__Dataset entries__:
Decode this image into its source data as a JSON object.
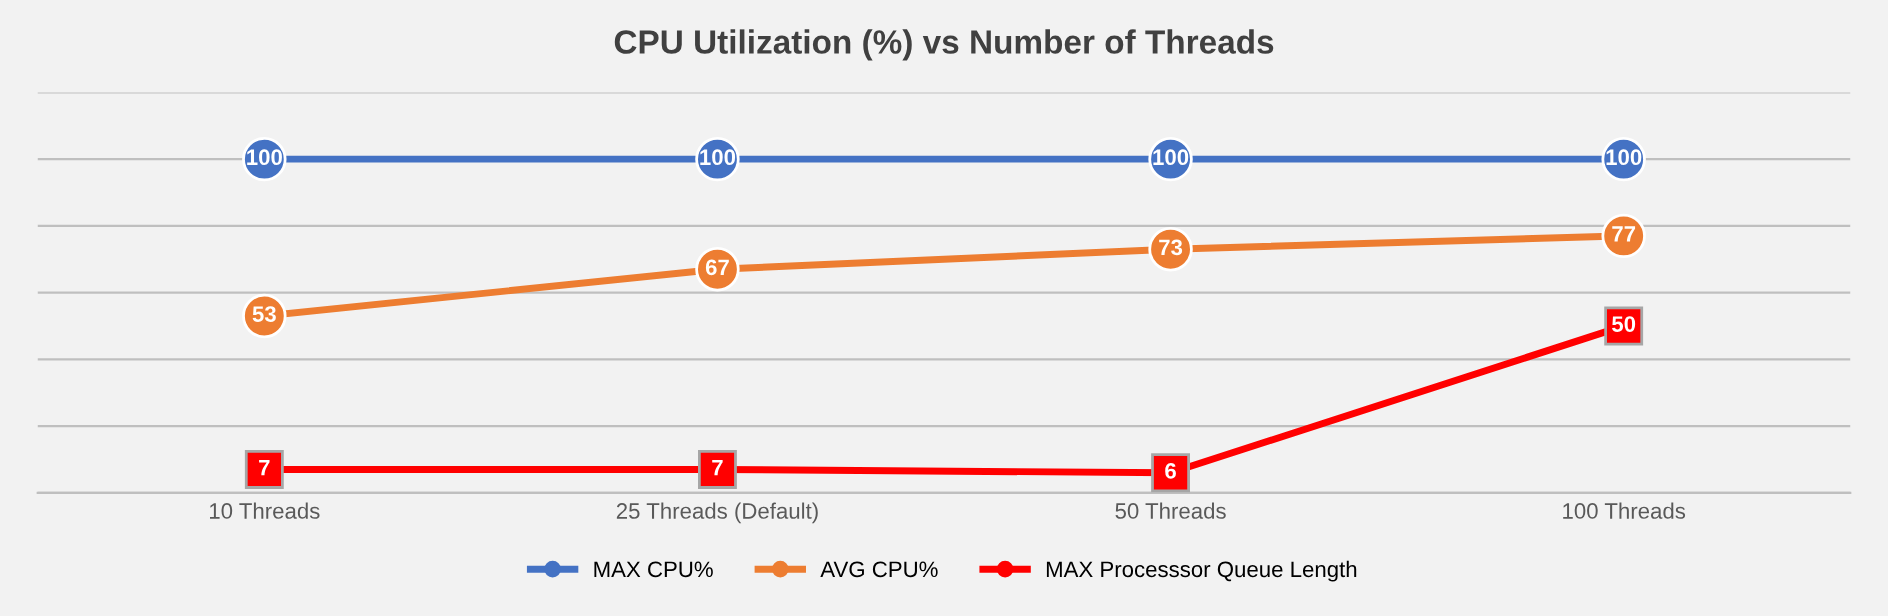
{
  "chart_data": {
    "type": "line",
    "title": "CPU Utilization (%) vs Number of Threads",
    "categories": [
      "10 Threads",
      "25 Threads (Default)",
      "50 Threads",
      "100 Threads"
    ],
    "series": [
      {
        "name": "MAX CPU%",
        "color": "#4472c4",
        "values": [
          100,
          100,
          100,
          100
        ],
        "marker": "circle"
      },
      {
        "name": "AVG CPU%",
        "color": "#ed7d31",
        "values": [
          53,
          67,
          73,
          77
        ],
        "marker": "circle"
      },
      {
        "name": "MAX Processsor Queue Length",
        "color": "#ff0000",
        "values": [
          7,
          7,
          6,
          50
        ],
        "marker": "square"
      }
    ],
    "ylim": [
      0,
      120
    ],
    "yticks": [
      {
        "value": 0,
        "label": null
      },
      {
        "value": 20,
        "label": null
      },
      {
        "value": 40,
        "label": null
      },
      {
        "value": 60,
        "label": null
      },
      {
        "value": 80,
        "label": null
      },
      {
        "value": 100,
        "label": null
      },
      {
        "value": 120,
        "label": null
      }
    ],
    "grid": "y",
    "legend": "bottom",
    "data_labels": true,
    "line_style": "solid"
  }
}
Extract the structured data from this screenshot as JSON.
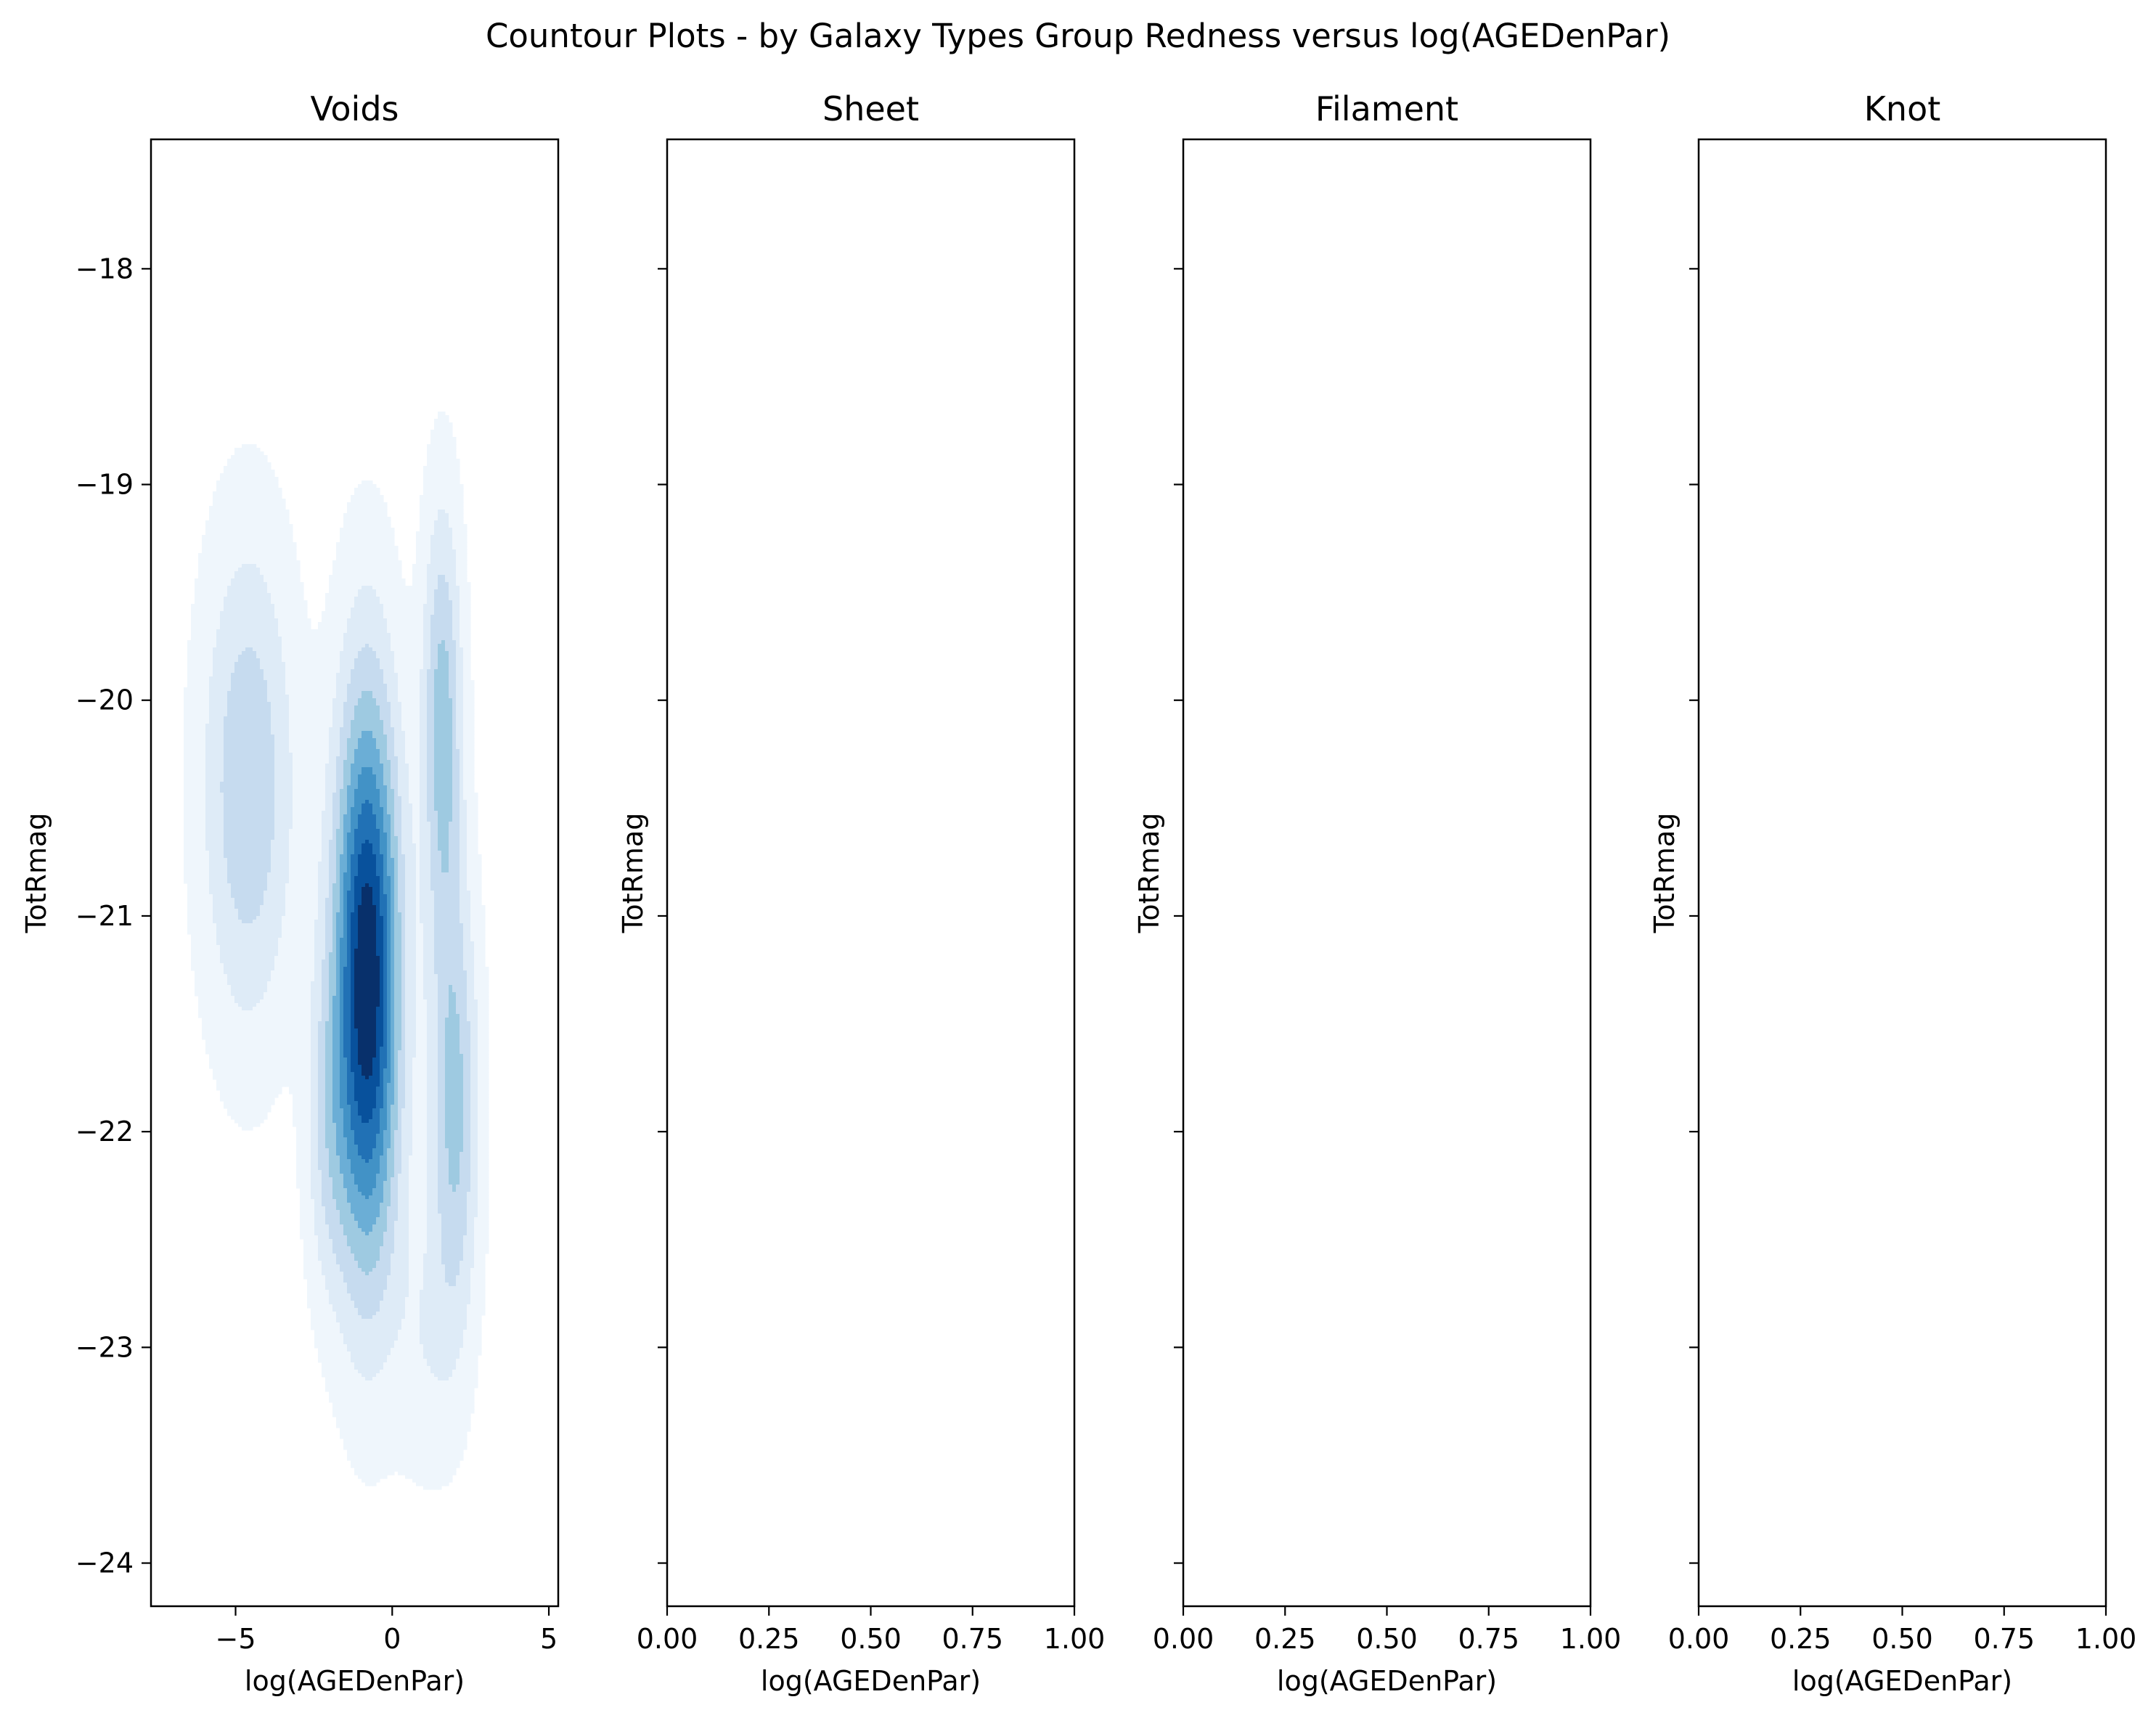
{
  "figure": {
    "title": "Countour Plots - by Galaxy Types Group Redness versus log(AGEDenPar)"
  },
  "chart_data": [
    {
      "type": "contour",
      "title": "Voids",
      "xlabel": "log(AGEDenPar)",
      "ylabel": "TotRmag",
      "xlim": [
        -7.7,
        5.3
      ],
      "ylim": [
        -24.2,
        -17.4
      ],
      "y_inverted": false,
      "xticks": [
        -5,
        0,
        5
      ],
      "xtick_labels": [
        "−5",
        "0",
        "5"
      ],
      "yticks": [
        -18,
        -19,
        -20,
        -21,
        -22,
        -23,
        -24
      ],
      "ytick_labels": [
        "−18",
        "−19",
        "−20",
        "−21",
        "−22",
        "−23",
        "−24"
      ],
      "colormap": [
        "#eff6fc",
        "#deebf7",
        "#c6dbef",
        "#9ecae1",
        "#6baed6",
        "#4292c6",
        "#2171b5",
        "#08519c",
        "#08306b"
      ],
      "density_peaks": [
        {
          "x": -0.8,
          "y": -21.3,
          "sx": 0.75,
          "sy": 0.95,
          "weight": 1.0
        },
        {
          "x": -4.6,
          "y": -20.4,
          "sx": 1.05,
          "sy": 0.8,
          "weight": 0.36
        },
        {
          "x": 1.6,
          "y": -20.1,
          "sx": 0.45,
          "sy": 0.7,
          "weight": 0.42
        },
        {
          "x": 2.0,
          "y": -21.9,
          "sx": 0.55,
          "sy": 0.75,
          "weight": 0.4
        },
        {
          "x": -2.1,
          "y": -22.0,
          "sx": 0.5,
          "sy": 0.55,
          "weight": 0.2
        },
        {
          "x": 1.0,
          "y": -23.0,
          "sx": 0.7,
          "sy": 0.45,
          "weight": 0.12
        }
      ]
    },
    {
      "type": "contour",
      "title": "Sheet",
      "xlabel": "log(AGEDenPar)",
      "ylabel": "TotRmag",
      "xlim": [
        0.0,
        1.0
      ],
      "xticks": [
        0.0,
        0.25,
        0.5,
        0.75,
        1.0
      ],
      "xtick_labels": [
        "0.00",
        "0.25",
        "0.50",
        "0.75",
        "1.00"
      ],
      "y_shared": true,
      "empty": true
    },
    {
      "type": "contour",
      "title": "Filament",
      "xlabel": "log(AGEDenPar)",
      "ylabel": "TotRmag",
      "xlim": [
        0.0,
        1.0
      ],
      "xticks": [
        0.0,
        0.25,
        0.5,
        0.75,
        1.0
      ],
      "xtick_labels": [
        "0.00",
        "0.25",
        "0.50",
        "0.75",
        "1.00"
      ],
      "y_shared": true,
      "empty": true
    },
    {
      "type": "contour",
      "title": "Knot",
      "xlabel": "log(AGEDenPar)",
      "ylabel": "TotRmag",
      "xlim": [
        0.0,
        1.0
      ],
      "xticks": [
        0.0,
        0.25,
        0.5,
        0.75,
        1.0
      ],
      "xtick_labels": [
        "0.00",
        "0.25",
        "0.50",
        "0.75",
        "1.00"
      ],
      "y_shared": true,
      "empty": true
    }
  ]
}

__Problem to work on__: Note every line above where the string "this" shows up, and copy those lines.

__Task output__:
Decode this image into its source data as a JSON object.
Extract the structured data from this screenshot as JSON.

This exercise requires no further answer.